Data entries:
╔══

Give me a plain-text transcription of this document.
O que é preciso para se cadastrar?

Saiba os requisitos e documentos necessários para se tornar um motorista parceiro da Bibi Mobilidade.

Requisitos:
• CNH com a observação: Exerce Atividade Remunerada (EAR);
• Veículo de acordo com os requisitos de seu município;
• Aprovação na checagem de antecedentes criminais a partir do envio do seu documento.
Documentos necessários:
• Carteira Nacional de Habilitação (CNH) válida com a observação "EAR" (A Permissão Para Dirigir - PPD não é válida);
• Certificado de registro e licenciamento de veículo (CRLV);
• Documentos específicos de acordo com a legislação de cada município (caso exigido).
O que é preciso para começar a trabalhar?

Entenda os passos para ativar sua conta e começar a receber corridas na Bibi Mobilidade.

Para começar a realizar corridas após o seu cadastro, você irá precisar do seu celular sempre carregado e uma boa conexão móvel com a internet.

╚══

_DIRECTIONS:_ Every record should be given again exactly.

_RESPONSE:_
Give me a plain-text transcription of this document.
O que é preciso para se cadastrar?

Saiba os requisitos e documentos necessários para se tornar um motorista parceiro da Bibi Mobilidade.

Requisitos:
• CNH com a observação: Exerce Atividade Remunerada (EAR);
• Veículo de acordo com os requisitos de seu município;
• Aprovação na checagem de antecedentes criminais a partir do envio do seu documento.
Documentos necessários:
• Carteira Nacional de Habilitação (CNH) válida com a observação "EAR" (A Permissão Para Dirigir - PPD não é válida);
• Certificado de registro e licenciamento de veículo (CRLV);
• Documentos específicos de acordo com a legislação de cada município (caso exigido).
O que é preciso para começar a trabalhar?

Entenda os passos para ativar sua conta e começar a receber corridas na Bibi Mobilidade.

Para começar a realizar corridas após o seu cadastro, você irá precisar do seu celular sempre carregado e uma boa conexão móvel com a internet.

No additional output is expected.